== SELECTED TEXT ==
1. Name and Address of the Issuer

Impact Development Group Inc. (the “ Company ” or “ IDG ”) 1 Adelaide Street East, Suite 801 Toronto, Ontario M5C 2V9

2. Date of Material Change

August 19, 2024.

3. News Release

A press release disclosing the material change was issued by the Company through Newsfile on August 19, 2024, and filed on www.sedarplus.ca.

4. Summary of Material Change

The Company announced that it had entered into a non-binding term sheet (the “ Term Sheet ”) to acquire 100% of the issued and outstanding shares of Fusion Inc. (“ Fusion ”).

It had also announced that it has paused all planning and development activities related to its Santiago project in Panama.

5. Full Description of Material Change

Fusion Acquisition Summary

On August 19, 2024, the Company and Fusion entered into the Term Sheet which outlined the terms and conditions pursuant to which the Company and Fusion would complete a transaction that will result in an acquisition of Fusion by the Company (the “ Proposed Transaction ”).

Under the terms of the Term Sheet, the Company agreed to issue to Fusion, or shareholders of Fusion, an aggregate of (a) 1,666,667 IDG common shares (“ IDG Shares ”), each issued at a deemed price of USD $3.00 (collectively, the “ Consideration Shares ”); (b) 1,166,668 IDG Shares (collectively, the “ Earn-Out Shares ”), conditional upon the satisfaction of revenue milestones on the first, second, and third year anniversaries of the closing of this Proposed Transaction; and (c) 1,000,000 warrants, each exercisable by the holder for the purchase of one IDG Share at a price equal to the greater of (i) of USD$3.00; or (ii) the closing price of the IDG Shares on the closing date of the Proposed Transaction. If any of the revenue milestones are met after the applicable mandatory exercise date, then the warrants associated with such prior mandatory exercise date shall be required to be exercised within 15 days.

== INFORMATION GIVEN ==
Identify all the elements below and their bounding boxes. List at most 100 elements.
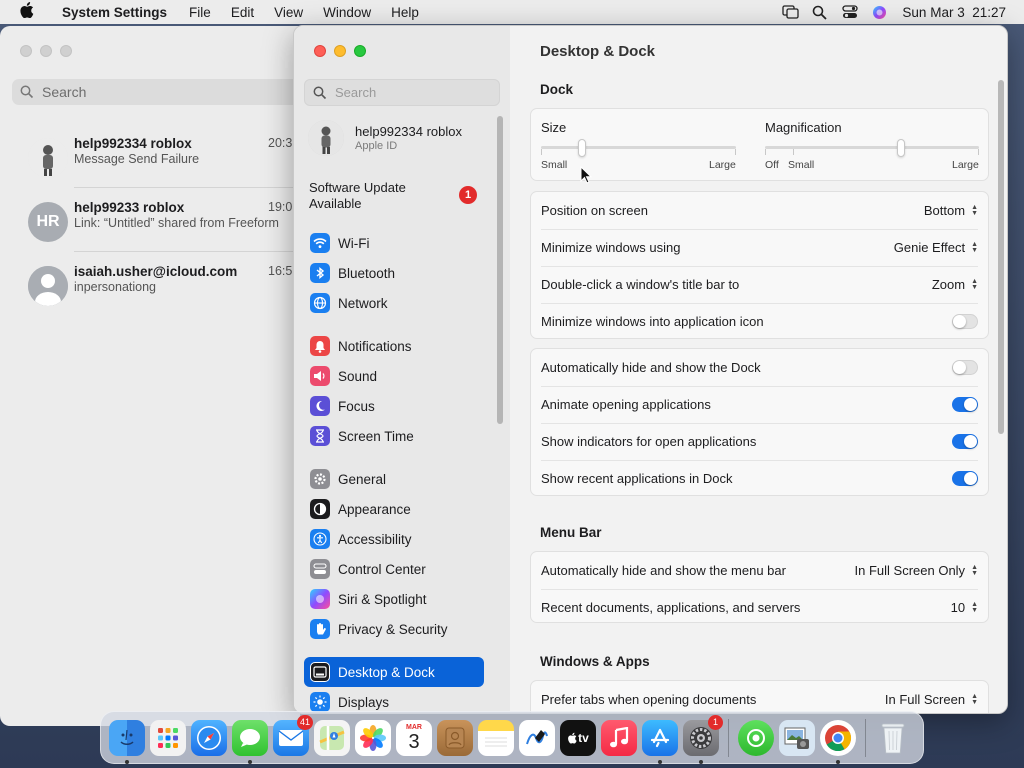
safari-icon[interactable] [191, 719, 227, 756]
settings-search-input[interactable]: Search [304, 79, 500, 106]
content-scrollbar[interactable] [998, 80, 1004, 434]
size-slider[interactable] [541, 139, 736, 159]
close-button[interactable] [20, 45, 32, 57]
apple-id-account[interactable]: help992334 roblox Apple ID [308, 120, 498, 158]
spotlight-search-icon[interactable] [812, 5, 828, 20]
sidebar-item-accessibility[interactable]: Accessibility [304, 525, 484, 553]
sidebar-item-bluetooth[interactable]: Bluetooth [304, 259, 484, 287]
setting-row-show-recent[interactable]: Show recent applications in Dock [541, 460, 978, 497]
setting-row-double-click[interactable]: Double-click a window's title bar to Zoo… [541, 266, 978, 303]
zoom-button[interactable] [60, 45, 72, 57]
menu-view[interactable]: View [264, 5, 313, 20]
tv-label: tv [578, 730, 589, 745]
find-my-icon[interactable] [738, 719, 774, 756]
finder-icon[interactable] [109, 719, 145, 764]
menu-clock[interactable]: Sun Mar 3 21:27 [902, 5, 1006, 20]
setting-row-position[interactable]: Position on screen Bottom ▲ ▼ [541, 192, 978, 229]
minimize-into-icon-toggle[interactable] [952, 314, 978, 329]
software-update-item[interactable]: Software Update Available [309, 180, 459, 212]
setting-row-minimize-effect[interactable]: Minimize windows using Genie Effect ▲ ▼ [541, 229, 978, 266]
account-name: help992334 roblox [355, 124, 462, 139]
close-button[interactable] [314, 45, 326, 57]
setting-row-prefer-tabs[interactable]: Prefer tabs when opening documents In Fu… [541, 681, 978, 713]
siri-menu-icon[interactable] [872, 5, 888, 19]
menu-file[interactable]: File [179, 5, 221, 20]
setting-row-autohide-menubar[interactable]: Automatically hide and show the menu bar… [541, 552, 978, 589]
slider-thumb[interactable] [897, 139, 905, 157]
autohide-dock-toggle[interactable] [952, 360, 978, 375]
setting-row-minimize-into-icon[interactable]: Minimize windows into application icon [541, 303, 978, 340]
maps-icon[interactable] [314, 719, 350, 756]
sidebar-item-focus[interactable]: Focus [304, 392, 484, 420]
sidebar-item-network[interactable]: Network [304, 289, 484, 317]
photos-icon[interactable] [355, 719, 391, 756]
mail-icon[interactable]: 41 [273, 714, 313, 756]
sidebar-item-siri-spotlight[interactable]: Siri & Spotlight [304, 585, 484, 613]
screen-mirroring-icon[interactable] [782, 5, 800, 19]
trash-icon[interactable] [875, 720, 911, 756]
sidebar-item-control-center[interactable]: Control Center [304, 555, 484, 583]
minimize-button[interactable] [40, 45, 52, 57]
sidebar-item-label: Appearance [338, 501, 411, 517]
sidebar-item-privacy-security[interactable]: Privacy & Security [304, 615, 484, 643]
minimize-button[interactable] [334, 45, 346, 57]
windows-apps-panel: Prefer tabs when opening documents In Fu… [530, 680, 989, 713]
conversation-item[interactable]: help992334 roblox Message Send Failure 2… [0, 124, 300, 188]
setting-row-autohide-dock[interactable]: Automatically hide and show the Dock [541, 349, 978, 386]
setting-row-show-indicators[interactable]: Show indicators for open applications [541, 423, 978, 460]
prefer-tabs-popup[interactable]: In Full Screen ▲ ▼ [885, 692, 978, 707]
system-settings-icon[interactable]: 1 [683, 714, 723, 764]
zoom-button[interactable] [354, 45, 366, 57]
chevron-updown-icon: ▲ ▼ [971, 600, 978, 614]
autohide-menubar-popup[interactable]: In Full Screen Only ▲ ▼ [855, 563, 978, 578]
dock-divider [728, 718, 729, 757]
freeform-icon[interactable] [519, 719, 555, 756]
sidebar-item-appearance[interactable]: Appearance [304, 495, 484, 523]
apple-tv-icon[interactable]: tv [560, 719, 596, 756]
sidebar-item-notifications[interactable]: Notifications [304, 332, 484, 360]
music-icon[interactable] [601, 719, 637, 756]
menu-app-name[interactable]: System Settings [52, 5, 179, 20]
animate-opening-toggle[interactable] [952, 397, 978, 412]
preview-icon[interactable] [779, 719, 815, 756]
show-indicators-toggle[interactable] [952, 434, 978, 449]
menu-help[interactable]: Help [381, 5, 429, 20]
control-center-menu-icon[interactable] [842, 5, 859, 19]
chrome-icon[interactable] [820, 719, 856, 764]
sidebar-scrollbar[interactable] [497, 116, 503, 424]
position-popup[interactable]: Bottom ▲ ▼ [924, 203, 978, 218]
slider-thumb[interactable] [578, 139, 586, 157]
setting-row-recent-items[interactable]: Recent documents, applications, and serv… [541, 589, 978, 626]
calendar-icon[interactable]: MAR 3 [396, 719, 432, 756]
hourglass-icon [310, 426, 330, 446]
show-recent-toggle[interactable] [952, 471, 978, 486]
conversation-time: 20:3 [268, 136, 293, 150]
minimize-effect-popup[interactable]: Genie Effect ▲ ▼ [894, 240, 978, 255]
contacts-icon[interactable] [437, 719, 473, 756]
sidebar-item-wifi[interactable]: Wi-Fi [304, 229, 484, 257]
sidebar-item-desktop-dock[interactable]: Desktop & Dock [304, 657, 484, 687]
launchpad-icon[interactable] [150, 719, 186, 756]
notes-icon[interactable] [478, 719, 514, 756]
messages-search-input[interactable]: Search [12, 79, 302, 105]
menu-edit[interactable]: Edit [221, 5, 264, 20]
menu-window[interactable]: Window [313, 5, 381, 20]
app-store-icon[interactable] [642, 719, 678, 764]
conversation-item[interactable]: isaiah.usher@icloud.com inpersonationg 1… [0, 252, 300, 316]
sidebar-item-screen-time[interactable]: Screen Time [304, 422, 484, 450]
apple-menu-icon[interactable] [0, 1, 52, 23]
magnification-slider[interactable] [765, 139, 979, 159]
sidebar-item-general[interactable]: General [304, 465, 484, 493]
messages-icon[interactable] [232, 719, 268, 764]
recent-items-popup[interactable]: 10 ▲ ▼ [951, 600, 978, 615]
toggle-knob [964, 398, 977, 411]
chevron-updown-icon: ▲ ▼ [971, 240, 978, 254]
setting-row-animate-opening[interactable]: Animate opening applications [541, 386, 978, 423]
slider-tick [735, 149, 736, 155]
dock-sliders-panel: Size Small Large Magnification Off Small… [530, 108, 989, 181]
update-badge: 1 [459, 186, 477, 204]
double-click-popup[interactable]: Zoom ▲ ▼ [932, 277, 978, 292]
toggle-knob [953, 315, 966, 328]
sidebar-item-sound[interactable]: Sound [304, 362, 484, 390]
conversation-item[interactable]: HR help99233 roblox Link: “Untitled” sha… [0, 188, 300, 252]
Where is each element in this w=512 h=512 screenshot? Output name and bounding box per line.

== JOBS ==
1. According to the material change report, what project did the Company pause all planning and development activities on?
2. In the listing, retype the lines starting at the one containing "safari-icon[interactable] [191, 719, 227, 756]" and ending at the one containing "account-name: help992334 roblox".
The listing has no connection to the material change report.

== THE ANSWERS ==
1. Its Santiago project in Panama.

2.
safari-icon[interactable] [191, 719, 227, 756]
settings-search-input[interactable]: Search [304, 79, 500, 106]
content-scrollbar[interactable] [998, 80, 1004, 434]
size-slider[interactable] [541, 139, 736, 159]
close-button[interactable] [20, 45, 32, 57]
apple-id-account[interactable]: help992334 roblox Apple ID [308, 120, 498, 158]
spotlight-search-icon[interactable] [812, 5, 828, 20]
sidebar-item-accessibility[interactable]: Accessibility [304, 525, 484, 553]
sidebar-item-bluetooth[interactable]: Bluetooth [304, 259, 484, 287]
setting-row-show-recent[interactable]: Show recent applications in Dock [541, 460, 978, 497]
setting-row-double-click[interactable]: Double-click a window's title bar to Zoo… [541, 266, 978, 303]
zoom-button[interactable] [60, 45, 72, 57]
menu-view[interactable]: View [264, 5, 313, 20]
tv-label: tv [578, 730, 589, 745]
find-my-icon[interactable] [738, 719, 774, 756]
finder-icon[interactable] [109, 719, 145, 764]
menu-clock[interactable]: Sun Mar 3 21:27 [902, 5, 1006, 20]
setting-row-position[interactable]: Position on screen Bottom ▲ ▼ [541, 192, 978, 229]
minimize-into-icon-toggle[interactable] [952, 314, 978, 329]
software-update-item[interactable]: Software Update Available [309, 180, 459, 212]
setting-row-minimize-effect[interactable]: Minimize windows using Genie Effect ▲ ▼ [541, 229, 978, 266]
account-name: help992334 roblox [355, 124, 462, 139]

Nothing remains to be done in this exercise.